▸ **SHORT TASK**
Examine the records and identify each line that includes the string "gender". Copy those lines.
[start of DATA TO PROCESS]
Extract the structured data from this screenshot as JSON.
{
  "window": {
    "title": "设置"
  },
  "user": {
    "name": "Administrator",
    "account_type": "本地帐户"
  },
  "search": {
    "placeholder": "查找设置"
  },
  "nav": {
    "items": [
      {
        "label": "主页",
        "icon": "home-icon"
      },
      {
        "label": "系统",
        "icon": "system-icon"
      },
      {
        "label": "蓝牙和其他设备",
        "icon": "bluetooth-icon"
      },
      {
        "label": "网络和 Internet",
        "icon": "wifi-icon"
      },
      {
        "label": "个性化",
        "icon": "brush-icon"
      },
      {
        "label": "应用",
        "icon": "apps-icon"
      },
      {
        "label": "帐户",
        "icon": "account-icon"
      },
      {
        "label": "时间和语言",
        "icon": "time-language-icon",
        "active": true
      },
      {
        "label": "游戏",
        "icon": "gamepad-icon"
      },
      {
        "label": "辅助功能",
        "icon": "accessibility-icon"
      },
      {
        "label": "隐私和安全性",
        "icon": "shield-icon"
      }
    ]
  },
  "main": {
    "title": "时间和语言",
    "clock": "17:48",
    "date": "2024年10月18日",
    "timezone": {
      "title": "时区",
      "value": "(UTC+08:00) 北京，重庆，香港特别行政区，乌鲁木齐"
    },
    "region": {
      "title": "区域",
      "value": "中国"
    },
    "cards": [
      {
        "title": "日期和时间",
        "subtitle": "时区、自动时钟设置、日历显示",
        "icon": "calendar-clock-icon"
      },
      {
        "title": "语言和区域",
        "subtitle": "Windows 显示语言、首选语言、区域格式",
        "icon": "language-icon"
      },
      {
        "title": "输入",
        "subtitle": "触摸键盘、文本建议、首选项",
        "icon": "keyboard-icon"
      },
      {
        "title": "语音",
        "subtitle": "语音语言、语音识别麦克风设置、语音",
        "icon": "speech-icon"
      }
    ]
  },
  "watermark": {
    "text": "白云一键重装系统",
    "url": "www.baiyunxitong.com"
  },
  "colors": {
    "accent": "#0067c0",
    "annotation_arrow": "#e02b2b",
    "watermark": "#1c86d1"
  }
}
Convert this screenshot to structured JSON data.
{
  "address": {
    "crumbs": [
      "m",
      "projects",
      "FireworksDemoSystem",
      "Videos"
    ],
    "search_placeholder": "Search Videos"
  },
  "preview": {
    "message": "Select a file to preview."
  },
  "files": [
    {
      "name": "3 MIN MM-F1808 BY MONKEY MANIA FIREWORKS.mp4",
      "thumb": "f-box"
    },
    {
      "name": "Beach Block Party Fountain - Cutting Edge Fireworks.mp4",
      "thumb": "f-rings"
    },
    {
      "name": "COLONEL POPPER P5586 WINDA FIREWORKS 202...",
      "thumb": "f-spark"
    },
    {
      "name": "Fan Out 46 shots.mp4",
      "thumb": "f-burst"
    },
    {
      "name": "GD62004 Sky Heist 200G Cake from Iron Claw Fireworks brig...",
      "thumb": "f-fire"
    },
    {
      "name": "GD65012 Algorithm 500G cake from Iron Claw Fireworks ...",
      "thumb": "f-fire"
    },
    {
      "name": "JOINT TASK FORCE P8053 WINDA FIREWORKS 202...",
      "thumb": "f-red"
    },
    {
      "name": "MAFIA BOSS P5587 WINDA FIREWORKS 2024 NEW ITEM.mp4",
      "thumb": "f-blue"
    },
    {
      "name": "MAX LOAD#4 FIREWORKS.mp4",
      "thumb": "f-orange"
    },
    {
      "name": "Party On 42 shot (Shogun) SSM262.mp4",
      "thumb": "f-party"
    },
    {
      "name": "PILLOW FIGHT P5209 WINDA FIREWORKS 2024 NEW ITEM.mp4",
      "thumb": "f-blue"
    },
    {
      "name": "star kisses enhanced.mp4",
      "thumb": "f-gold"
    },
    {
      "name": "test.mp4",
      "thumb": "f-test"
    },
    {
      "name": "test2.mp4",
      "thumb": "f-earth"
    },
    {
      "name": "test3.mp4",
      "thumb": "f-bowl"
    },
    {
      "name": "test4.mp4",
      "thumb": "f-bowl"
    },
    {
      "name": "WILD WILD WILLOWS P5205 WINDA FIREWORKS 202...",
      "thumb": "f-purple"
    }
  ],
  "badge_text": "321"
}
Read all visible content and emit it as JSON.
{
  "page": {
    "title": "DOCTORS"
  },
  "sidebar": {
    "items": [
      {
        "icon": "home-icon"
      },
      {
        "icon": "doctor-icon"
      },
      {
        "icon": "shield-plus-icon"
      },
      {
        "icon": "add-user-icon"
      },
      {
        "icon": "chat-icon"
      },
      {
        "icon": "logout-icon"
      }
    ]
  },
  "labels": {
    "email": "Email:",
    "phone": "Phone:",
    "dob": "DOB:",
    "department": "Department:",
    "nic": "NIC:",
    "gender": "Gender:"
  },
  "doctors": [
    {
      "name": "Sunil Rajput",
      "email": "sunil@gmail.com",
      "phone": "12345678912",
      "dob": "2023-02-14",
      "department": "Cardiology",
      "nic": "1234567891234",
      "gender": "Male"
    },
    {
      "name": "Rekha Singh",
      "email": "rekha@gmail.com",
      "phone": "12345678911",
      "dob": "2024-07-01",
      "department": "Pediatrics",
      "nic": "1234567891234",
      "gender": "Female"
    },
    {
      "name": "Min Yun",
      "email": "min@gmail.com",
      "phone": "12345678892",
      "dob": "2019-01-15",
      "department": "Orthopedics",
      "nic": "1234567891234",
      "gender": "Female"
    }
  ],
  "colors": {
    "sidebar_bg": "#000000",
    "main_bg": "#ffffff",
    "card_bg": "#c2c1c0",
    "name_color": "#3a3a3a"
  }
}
[end of DATA TO PROCESS]
▸ **OUTPUT**
    "gender": "Gender:"
      "gender": "Male"
      "gender": "Female"
      "gender": "Female"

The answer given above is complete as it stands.